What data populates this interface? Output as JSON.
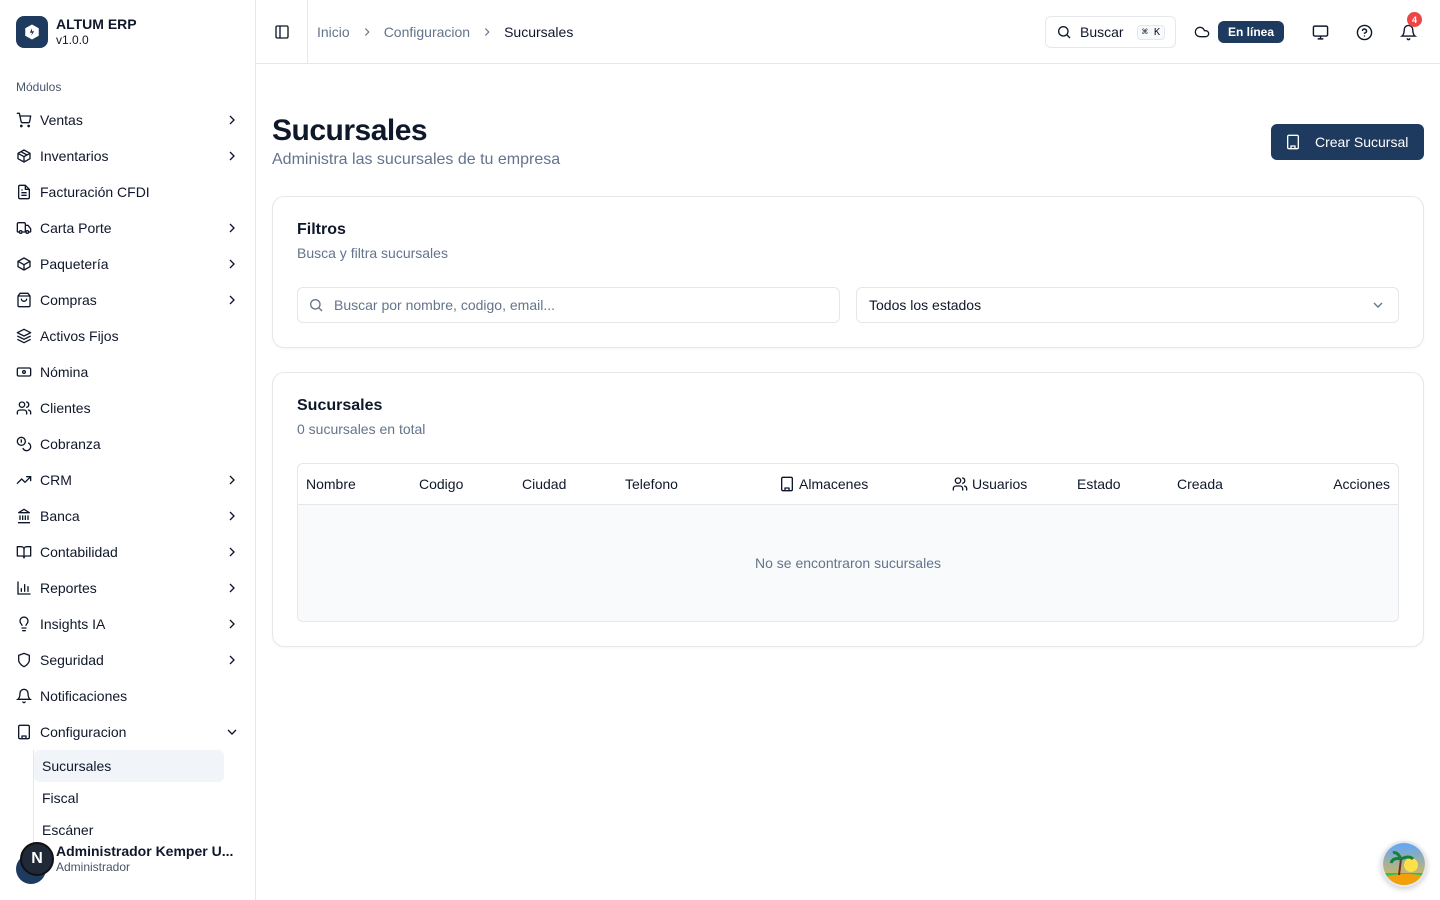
{
  "app": {
    "name": "ALTUM ERP",
    "version": "v1.0.0"
  },
  "sidebar": {
    "section_label": "Módulos",
    "items": [
      {
        "label": "Ventas",
        "icon": "cart-icon",
        "expandable": true
      },
      {
        "label": "Inventarios",
        "icon": "package-icon",
        "expandable": true
      },
      {
        "label": "Facturación CFDI",
        "icon": "document-icon",
        "expandable": false
      },
      {
        "label": "Carta Porte",
        "icon": "truck-icon",
        "expandable": true
      },
      {
        "label": "Paquetería",
        "icon": "box-icon",
        "expandable": true
      },
      {
        "label": "Compras",
        "icon": "shopping-bag-icon",
        "expandable": true
      },
      {
        "label": "Activos Fijos",
        "icon": "layers-icon",
        "expandable": false
      },
      {
        "label": "Nómina",
        "icon": "banknote-icon",
        "expandable": false
      },
      {
        "label": "Clientes",
        "icon": "users-icon",
        "expandable": false
      },
      {
        "label": "Cobranza",
        "icon": "coins-icon",
        "expandable": false
      },
      {
        "label": "CRM",
        "icon": "trending-icon",
        "expandable": true
      },
      {
        "label": "Banca",
        "icon": "bank-icon",
        "expandable": true
      },
      {
        "label": "Contabilidad",
        "icon": "book-icon",
        "expandable": true
      },
      {
        "label": "Reportes",
        "icon": "bar-chart-icon",
        "expandable": true
      },
      {
        "label": "Insights IA",
        "icon": "lightbulb-icon",
        "expandable": true
      },
      {
        "label": "Seguridad",
        "icon": "shield-icon",
        "expandable": true
      },
      {
        "label": "Notificaciones",
        "icon": "bell-icon",
        "expandable": false
      },
      {
        "label": "Configuracion",
        "icon": "building-icon",
        "expandable": true,
        "expanded": true
      }
    ],
    "sub_items": [
      {
        "label": "Sucursales",
        "active": true
      },
      {
        "label": "Fiscal",
        "active": false
      },
      {
        "label": "Escáner",
        "active": false
      }
    ],
    "user": {
      "initial": "N",
      "name": "Administrador Kemper U...",
      "role": "Administrador"
    }
  },
  "header": {
    "breadcrumb": [
      "Inicio",
      "Configuracion",
      "Sucursales"
    ],
    "search_label": "Buscar",
    "search_shortcut": "⌘ K",
    "status": "En línea",
    "notifications_count": "4"
  },
  "page": {
    "title": "Sucursales",
    "subtitle": "Administra las sucursales de tu empresa",
    "create_button": "Crear Sucursal"
  },
  "filters": {
    "title": "Filtros",
    "description": "Busca y filtra sucursales",
    "search_placeholder": "Buscar por nombre, codigo, email...",
    "status_select": "Todos los estados"
  },
  "table": {
    "title": "Sucursales",
    "count_text": "0 sucursales en total",
    "columns": [
      "Nombre",
      "Codigo",
      "Ciudad",
      "Telefono",
      "Almacenes",
      "Usuarios",
      "Estado",
      "Creada",
      "Acciones"
    ],
    "empty_text": "No se encontraron sucursales"
  },
  "colors": {
    "primary": "#1e3a5f",
    "badge": "#ef4444",
    "muted": "#64748b",
    "border": "#e5e7eb"
  }
}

___

- _WORK TO COMPLETE_:
Transcribe the whole listing exactly. Pictures stay out of your copy.

- _RESPONSE TO THIS TASK_:
What data populates this interface? Output as JSON.
{
  "app": {
    "name": "ALTUM ERP",
    "version": "v1.0.0"
  },
  "sidebar": {
    "section_label": "Módulos",
    "items": [
      {
        "label": "Ventas",
        "icon": "cart-icon",
        "expandable": true
      },
      {
        "label": "Inventarios",
        "icon": "package-icon",
        "expandable": true
      },
      {
        "label": "Facturación CFDI",
        "icon": "document-icon",
        "expandable": false
      },
      {
        "label": "Carta Porte",
        "icon": "truck-icon",
        "expandable": true
      },
      {
        "label": "Paquetería",
        "icon": "box-icon",
        "expandable": true
      },
      {
        "label": "Compras",
        "icon": "shopping-bag-icon",
        "expandable": true
      },
      {
        "label": "Activos Fijos",
        "icon": "layers-icon",
        "expandable": false
      },
      {
        "label": "Nómina",
        "icon": "banknote-icon",
        "expandable": false
      },
      {
        "label": "Clientes",
        "icon": "users-icon",
        "expandable": false
      },
      {
        "label": "Cobranza",
        "icon": "coins-icon",
        "expandable": false
      },
      {
        "label": "CRM",
        "icon": "trending-icon",
        "expandable": true
      },
      {
        "label": "Banca",
        "icon": "bank-icon",
        "expandable": true
      },
      {
        "label": "Contabilidad",
        "icon": "book-icon",
        "expandable": true
      },
      {
        "label": "Reportes",
        "icon": "bar-chart-icon",
        "expandable": true
      },
      {
        "label": "Insights IA",
        "icon": "lightbulb-icon",
        "expandable": true
      },
      {
        "label": "Seguridad",
        "icon": "shield-icon",
        "expandable": true
      },
      {
        "label": "Notificaciones",
        "icon": "bell-icon",
        "expandable": false
      },
      {
        "label": "Configuracion",
        "icon": "building-icon",
        "expandable": true,
        "expanded": true
      }
    ],
    "sub_items": [
      {
        "label": "Sucursales",
        "active": true
      },
      {
        "label": "Fiscal",
        "active": false
      },
      {
        "label": "Escáner",
        "active": false
      }
    ],
    "user": {
      "initial": "N",
      "name": "Administrador Kemper U...",
      "role": "Administrador"
    }
  },
  "header": {
    "breadcrumb": [
      "Inicio",
      "Configuracion",
      "Sucursales"
    ],
    "search_label": "Buscar",
    "search_shortcut": "⌘ K",
    "status": "En línea",
    "notifications_count": "4"
  },
  "page": {
    "title": "Sucursales",
    "subtitle": "Administra las sucursales de tu empresa",
    "create_button": "Crear Sucursal"
  },
  "filters": {
    "title": "Filtros",
    "description": "Busca y filtra sucursales",
    "search_placeholder": "Buscar por nombre, codigo, email...",
    "status_select": "Todos los estados"
  },
  "table": {
    "title": "Sucursales",
    "count_text": "0 sucursales en total",
    "columns": [
      "Nombre",
      "Codigo",
      "Ciudad",
      "Telefono",
      "Almacenes",
      "Usuarios",
      "Estado",
      "Creada",
      "Acciones"
    ],
    "empty_text": "No se encontraron sucursales"
  },
  "colors": {
    "primary": "#1e3a5f",
    "badge": "#ef4444",
    "muted": "#64748b",
    "border": "#e5e7eb"
  }
}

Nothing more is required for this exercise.